■ **The task**
Tally the lines that contain the string "title" and state that total without comment.

■ **Records supplied**

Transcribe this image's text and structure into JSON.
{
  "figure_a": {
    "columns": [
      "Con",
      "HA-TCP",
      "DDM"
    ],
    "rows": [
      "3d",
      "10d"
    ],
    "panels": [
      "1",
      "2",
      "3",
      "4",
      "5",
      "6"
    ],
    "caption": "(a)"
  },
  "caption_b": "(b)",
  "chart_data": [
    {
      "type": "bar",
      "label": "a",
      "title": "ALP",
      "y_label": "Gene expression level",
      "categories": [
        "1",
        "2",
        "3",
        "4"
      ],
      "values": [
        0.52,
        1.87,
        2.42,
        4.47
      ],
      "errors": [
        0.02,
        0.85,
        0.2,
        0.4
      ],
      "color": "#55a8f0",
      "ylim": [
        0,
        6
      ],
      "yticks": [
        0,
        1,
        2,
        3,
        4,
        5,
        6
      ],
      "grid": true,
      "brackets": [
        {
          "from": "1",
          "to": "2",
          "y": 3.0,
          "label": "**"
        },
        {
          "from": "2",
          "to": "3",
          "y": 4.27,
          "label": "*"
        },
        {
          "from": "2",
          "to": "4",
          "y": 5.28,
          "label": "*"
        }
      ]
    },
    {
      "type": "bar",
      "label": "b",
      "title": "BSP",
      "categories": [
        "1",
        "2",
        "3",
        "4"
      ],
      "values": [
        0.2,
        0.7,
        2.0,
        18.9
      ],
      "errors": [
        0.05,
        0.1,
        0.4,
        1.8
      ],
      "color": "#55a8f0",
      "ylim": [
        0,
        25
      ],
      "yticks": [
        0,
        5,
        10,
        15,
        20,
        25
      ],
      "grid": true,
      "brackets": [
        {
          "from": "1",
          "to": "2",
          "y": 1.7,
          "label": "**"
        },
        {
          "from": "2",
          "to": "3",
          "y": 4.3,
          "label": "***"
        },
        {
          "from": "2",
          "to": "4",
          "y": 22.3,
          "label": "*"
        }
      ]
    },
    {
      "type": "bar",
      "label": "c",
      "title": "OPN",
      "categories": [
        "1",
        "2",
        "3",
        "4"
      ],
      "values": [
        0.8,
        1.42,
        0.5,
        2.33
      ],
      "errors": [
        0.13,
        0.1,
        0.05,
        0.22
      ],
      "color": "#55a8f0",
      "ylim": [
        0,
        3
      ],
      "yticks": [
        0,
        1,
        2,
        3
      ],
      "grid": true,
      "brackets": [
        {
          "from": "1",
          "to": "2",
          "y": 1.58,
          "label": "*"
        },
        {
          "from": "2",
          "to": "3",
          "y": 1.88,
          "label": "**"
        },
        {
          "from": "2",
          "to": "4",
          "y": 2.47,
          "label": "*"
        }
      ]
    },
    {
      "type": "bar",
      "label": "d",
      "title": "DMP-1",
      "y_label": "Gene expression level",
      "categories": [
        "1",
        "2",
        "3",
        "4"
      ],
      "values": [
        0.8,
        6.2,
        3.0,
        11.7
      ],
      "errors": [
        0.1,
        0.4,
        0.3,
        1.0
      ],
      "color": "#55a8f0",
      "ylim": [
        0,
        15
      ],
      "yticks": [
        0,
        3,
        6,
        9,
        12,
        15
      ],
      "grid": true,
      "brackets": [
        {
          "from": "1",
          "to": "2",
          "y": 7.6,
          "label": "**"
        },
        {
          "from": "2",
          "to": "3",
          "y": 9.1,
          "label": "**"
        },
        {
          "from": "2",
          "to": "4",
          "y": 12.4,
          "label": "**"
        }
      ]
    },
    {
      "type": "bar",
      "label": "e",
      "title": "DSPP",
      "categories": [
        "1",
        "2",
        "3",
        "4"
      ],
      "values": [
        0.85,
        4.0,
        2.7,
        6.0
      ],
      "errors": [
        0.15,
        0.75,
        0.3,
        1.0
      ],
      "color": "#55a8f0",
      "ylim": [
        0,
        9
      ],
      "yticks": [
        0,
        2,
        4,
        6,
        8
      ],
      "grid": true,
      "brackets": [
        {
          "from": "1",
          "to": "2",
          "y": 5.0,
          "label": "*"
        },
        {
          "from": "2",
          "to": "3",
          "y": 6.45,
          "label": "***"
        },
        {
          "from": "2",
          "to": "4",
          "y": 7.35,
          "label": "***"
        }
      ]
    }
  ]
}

■ **Finished task**
5